Copy word for word the stretch of the data from the start through the line containing "category-label-oswego: Oswego —", including both ends.

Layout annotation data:
— Begin —

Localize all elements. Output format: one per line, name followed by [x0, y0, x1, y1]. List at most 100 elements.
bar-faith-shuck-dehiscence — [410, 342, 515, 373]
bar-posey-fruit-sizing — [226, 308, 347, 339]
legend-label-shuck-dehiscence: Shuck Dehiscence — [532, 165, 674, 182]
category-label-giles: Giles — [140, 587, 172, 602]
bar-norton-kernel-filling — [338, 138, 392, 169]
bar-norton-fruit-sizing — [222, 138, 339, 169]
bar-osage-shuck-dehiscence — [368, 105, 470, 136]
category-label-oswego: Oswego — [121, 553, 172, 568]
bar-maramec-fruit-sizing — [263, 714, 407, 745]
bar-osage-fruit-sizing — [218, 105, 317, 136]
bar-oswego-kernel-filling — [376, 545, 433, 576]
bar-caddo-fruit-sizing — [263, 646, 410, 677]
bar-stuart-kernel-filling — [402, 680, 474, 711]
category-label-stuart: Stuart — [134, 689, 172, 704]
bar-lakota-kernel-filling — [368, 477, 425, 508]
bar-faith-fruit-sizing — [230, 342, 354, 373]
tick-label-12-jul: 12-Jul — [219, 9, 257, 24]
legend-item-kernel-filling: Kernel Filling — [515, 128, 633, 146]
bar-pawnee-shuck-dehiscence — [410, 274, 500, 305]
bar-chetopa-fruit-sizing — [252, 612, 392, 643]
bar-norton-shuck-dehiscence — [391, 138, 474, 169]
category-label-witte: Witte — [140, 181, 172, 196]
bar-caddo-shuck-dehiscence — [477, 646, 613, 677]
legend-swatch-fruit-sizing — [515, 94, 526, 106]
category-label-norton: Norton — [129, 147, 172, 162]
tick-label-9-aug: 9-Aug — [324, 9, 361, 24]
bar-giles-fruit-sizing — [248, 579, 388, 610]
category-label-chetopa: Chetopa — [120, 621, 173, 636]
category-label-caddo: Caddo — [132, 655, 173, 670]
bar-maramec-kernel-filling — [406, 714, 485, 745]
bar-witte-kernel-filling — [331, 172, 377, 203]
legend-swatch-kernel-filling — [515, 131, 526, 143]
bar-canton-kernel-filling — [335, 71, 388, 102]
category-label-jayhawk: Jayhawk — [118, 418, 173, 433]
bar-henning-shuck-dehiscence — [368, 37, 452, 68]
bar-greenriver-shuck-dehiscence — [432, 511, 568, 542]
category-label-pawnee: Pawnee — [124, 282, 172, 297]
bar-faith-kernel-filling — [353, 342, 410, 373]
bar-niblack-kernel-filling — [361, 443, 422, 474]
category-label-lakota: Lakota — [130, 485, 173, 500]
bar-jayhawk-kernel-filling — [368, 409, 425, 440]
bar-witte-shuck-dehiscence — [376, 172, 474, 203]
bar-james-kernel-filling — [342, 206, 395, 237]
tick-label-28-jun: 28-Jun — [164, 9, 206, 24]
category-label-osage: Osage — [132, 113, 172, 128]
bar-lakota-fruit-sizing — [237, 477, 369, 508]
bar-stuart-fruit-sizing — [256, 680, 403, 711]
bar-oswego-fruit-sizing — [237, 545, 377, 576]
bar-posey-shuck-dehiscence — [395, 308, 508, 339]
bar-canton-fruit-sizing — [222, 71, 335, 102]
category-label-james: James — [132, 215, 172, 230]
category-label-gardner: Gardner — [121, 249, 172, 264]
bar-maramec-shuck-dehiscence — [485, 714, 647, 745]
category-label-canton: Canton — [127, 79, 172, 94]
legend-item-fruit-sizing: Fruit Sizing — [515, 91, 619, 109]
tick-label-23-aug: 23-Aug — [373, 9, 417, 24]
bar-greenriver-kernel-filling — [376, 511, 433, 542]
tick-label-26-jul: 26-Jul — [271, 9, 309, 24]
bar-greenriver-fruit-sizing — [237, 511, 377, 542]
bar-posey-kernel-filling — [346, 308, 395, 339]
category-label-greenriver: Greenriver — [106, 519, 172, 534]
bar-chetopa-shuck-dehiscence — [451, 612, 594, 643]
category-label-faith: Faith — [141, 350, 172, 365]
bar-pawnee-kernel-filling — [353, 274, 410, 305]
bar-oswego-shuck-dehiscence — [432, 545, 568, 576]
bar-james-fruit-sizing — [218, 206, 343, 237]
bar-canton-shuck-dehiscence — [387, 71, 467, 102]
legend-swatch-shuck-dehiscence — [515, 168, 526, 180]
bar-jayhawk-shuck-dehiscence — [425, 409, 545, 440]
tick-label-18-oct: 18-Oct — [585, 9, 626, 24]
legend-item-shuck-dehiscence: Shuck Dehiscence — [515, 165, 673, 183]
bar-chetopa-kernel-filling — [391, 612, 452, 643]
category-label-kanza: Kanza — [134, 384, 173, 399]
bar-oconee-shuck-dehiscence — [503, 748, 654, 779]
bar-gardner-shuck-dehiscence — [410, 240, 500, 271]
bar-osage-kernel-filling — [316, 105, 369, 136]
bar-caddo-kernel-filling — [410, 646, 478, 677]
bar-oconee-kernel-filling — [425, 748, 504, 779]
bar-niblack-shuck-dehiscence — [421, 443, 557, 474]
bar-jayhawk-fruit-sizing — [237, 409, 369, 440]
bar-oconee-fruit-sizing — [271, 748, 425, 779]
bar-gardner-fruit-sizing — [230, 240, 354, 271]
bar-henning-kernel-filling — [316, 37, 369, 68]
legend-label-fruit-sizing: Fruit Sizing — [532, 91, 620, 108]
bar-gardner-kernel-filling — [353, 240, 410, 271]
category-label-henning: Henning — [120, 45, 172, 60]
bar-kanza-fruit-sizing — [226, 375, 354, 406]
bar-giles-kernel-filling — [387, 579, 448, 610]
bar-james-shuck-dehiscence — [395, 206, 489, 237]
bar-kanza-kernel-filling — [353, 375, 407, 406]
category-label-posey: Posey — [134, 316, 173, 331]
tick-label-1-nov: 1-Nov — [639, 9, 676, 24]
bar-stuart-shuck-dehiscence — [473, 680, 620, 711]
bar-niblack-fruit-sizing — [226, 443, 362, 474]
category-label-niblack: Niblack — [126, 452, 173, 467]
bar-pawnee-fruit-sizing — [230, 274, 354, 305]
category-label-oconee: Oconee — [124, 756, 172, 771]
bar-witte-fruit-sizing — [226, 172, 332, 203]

— End —

Written answer.
Localize all elements. Output format: one per line, name followed by [x0, y0, x1, y1]. List at most 100 elements.
bar-faith-shuck-dehiscence — [410, 342, 515, 373]
bar-posey-fruit-sizing — [226, 308, 347, 339]
legend-label-shuck-dehiscence: Shuck Dehiscence — [532, 165, 674, 182]
category-label-giles: Giles — [140, 587, 172, 602]
bar-norton-kernel-filling — [338, 138, 392, 169]
bar-norton-fruit-sizing — [222, 138, 339, 169]
bar-osage-shuck-dehiscence — [368, 105, 470, 136]
category-label-oswego: Oswego — [121, 553, 172, 568]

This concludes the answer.